--- START ---

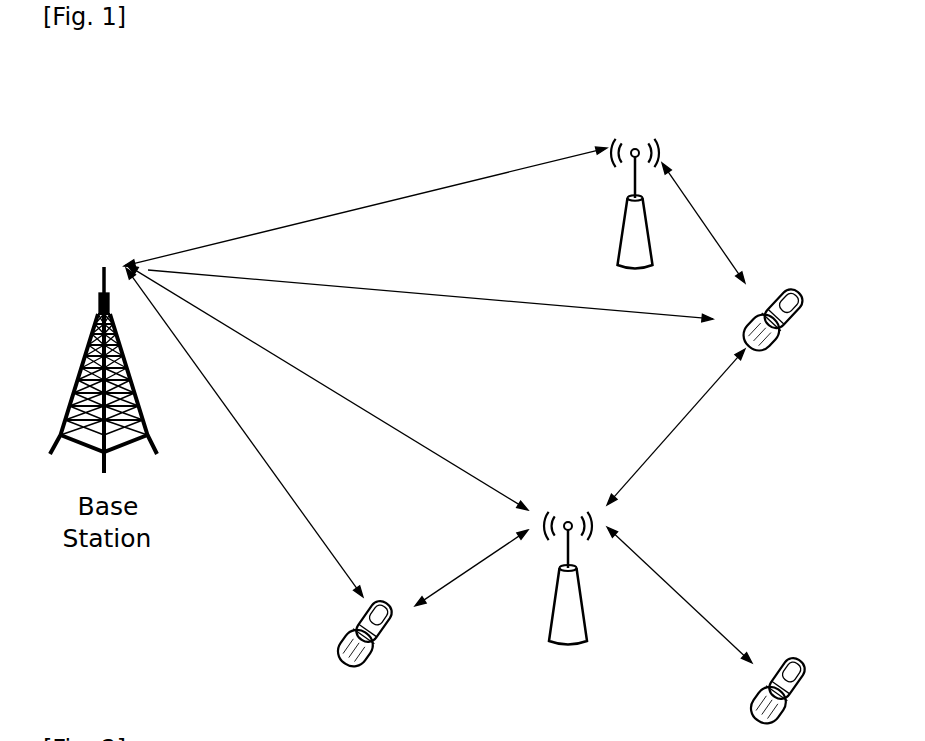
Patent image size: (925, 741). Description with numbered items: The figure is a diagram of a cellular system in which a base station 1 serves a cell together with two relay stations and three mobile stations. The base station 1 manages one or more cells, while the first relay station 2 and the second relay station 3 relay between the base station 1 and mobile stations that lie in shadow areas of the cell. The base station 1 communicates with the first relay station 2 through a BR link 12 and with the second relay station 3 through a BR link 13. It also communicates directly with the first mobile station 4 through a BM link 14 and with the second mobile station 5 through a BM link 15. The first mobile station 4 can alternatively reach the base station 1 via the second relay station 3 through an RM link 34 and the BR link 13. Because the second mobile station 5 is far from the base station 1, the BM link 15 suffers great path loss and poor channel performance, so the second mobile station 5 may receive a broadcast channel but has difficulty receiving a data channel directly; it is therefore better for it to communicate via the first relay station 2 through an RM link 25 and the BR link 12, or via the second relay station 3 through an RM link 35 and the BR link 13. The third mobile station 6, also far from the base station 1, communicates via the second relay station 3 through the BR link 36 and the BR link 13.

The base station 1 is at (104, 266).
The first relay station 2 is at (635, 137).
The second relay station 3 is at (569, 508).
The first mobile station 4 is at (384, 601).
The second mobile station 5 is at (788, 292).
The third mobile station 6 is at (794, 658).
The BR link 12 is at (313, 221).
The BR link 13 is at (445, 459).
The BM link 14 is at (297, 505).
The BM link 15 is at (533, 304).
The RM link 25 is at (705, 212).
The RM link 34 is at (473, 570).
The RM link 35 is at (672, 433).
The BR link 36 is at (705, 617).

--- END ---

--- YOUR INSTRUCTIONS ---
For this exercise, copy the entries above exactly and skip any picture.

--- ANSWER SECTION ---
Patent image size: (925, 741). Description with numbered items: The figure is a diagram of a cellular system in which a base station 1 serves a cell together with two relay stations and three mobile stations. The base station 1 manages one or more cells, while the first relay station 2 and the second relay station 3 relay between the base station 1 and mobile stations that lie in shadow areas of the cell. The base station 1 communicates with the first relay station 2 through a BR link 12 and with the second relay station 3 through a BR link 13. It also communicates directly with the first mobile station 4 through a BM link 14 and with the second mobile station 5 through a BM link 15. The first mobile station 4 can alternatively reach the base station 1 via the second relay station 3 through an RM link 34 and the BR link 13. Because the second mobile station 5 is far from the base station 1, the BM link 15 suffers great path loss and poor channel performance, so the second mobile station 5 may receive a broadcast channel but has difficulty receiving a data channel directly; it is therefore better for it to communicate via the first relay station 2 through an RM link 25 and the BR link 12, or via the second relay station 3 through an RM link 35 and the BR link 13. The third mobile station 6, also far from the base station 1, communicates via the second relay station 3 through the BR link 36 and the BR link 13.

The base station 1 is at (104, 266).
The first relay station 2 is at (635, 137).
The second relay station 3 is at (569, 508).
The first mobile station 4 is at (384, 601).
The second mobile station 5 is at (788, 292).
The third mobile station 6 is at (794, 658).
The BR link 12 is at (313, 221).
The BR link 13 is at (445, 459).
The BM link 14 is at (297, 505).
The BM link 15 is at (533, 304).
The RM link 25 is at (705, 212).
The RM link 34 is at (473, 570).
The RM link 35 is at (672, 433).
The BR link 36 is at (705, 617).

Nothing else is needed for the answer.